Instructions to follow: Your task is to repeat all of the data exactly while excluding the pictures.

+ + + +

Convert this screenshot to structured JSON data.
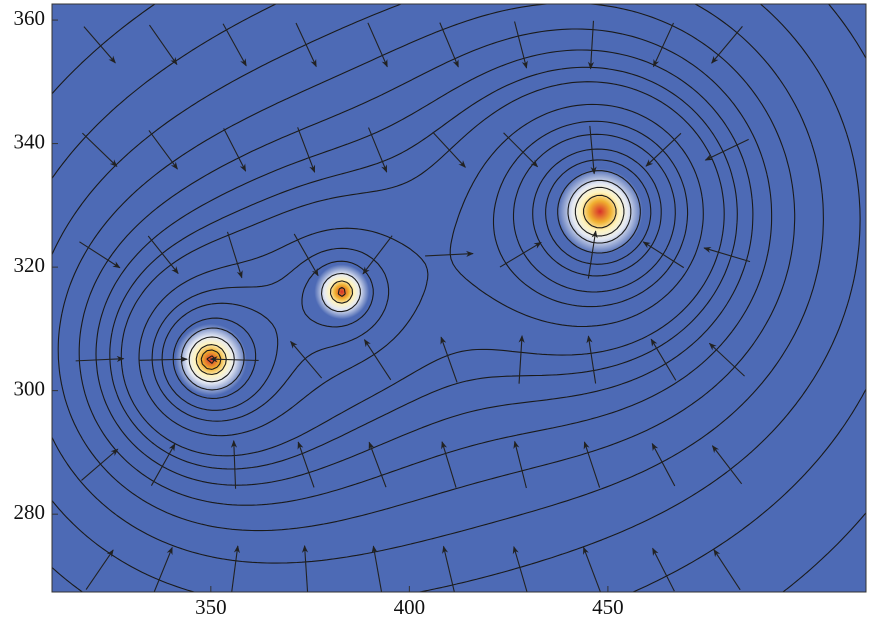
{
  "chart_data": {
    "type": "contour",
    "xlim": [
      310,
      515
    ],
    "ylim": [
      267.4,
      362.6
    ],
    "xticks": [
      350,
      400,
      450
    ],
    "yticks": [
      280,
      300,
      320,
      340,
      360
    ],
    "background": "#4d6ab5",
    "sources": [
      {
        "x": 350,
        "y": 305,
        "strength": 1.0
      },
      {
        "x": 383,
        "y": 316,
        "strength": 0.45
      },
      {
        "x": 448,
        "y": 329,
        "strength": 1.6
      }
    ],
    "levels": [
      0.006,
      0.007,
      0.008,
      0.009,
      0.01,
      0.011,
      0.012,
      0.013,
      0.014,
      0.016,
      0.018,
      0.02,
      0.023,
      0.026,
      0.03,
      0.035,
      0.04,
      0.048
    ],
    "quiver": {
      "x": [
        322,
        338,
        356,
        374,
        392,
        410,
        428,
        446,
        464,
        480
      ],
      "y": [
        271,
        288,
        305,
        322,
        339,
        356
      ]
    }
  }
}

+ + + +

In response:
Convert this screenshot to structured JSON data.
{
  "chart_data": {
    "type": "contour",
    "xlim": [
      310,
      515
    ],
    "ylim": [
      267.4,
      362.6
    ],
    "xticks": [
      350,
      400,
      450
    ],
    "yticks": [
      280,
      300,
      320,
      340,
      360
    ],
    "background": "#4d6ab5",
    "sources": [
      {
        "x": 350,
        "y": 305,
        "strength": 1.0
      },
      {
        "x": 383,
        "y": 316,
        "strength": 0.45
      },
      {
        "x": 448,
        "y": 329,
        "strength": 1.6
      }
    ],
    "levels": [
      0.006,
      0.007,
      0.008,
      0.009,
      0.01,
      0.011,
      0.012,
      0.013,
      0.014,
      0.016,
      0.018,
      0.02,
      0.023,
      0.026,
      0.03,
      0.035,
      0.04,
      0.048
    ],
    "quiver": {
      "x": [
        322,
        338,
        356,
        374,
        392,
        410,
        428,
        446,
        464,
        480
      ],
      "y": [
        271,
        288,
        305,
        322,
        339,
        356
      ]
    }
  }
}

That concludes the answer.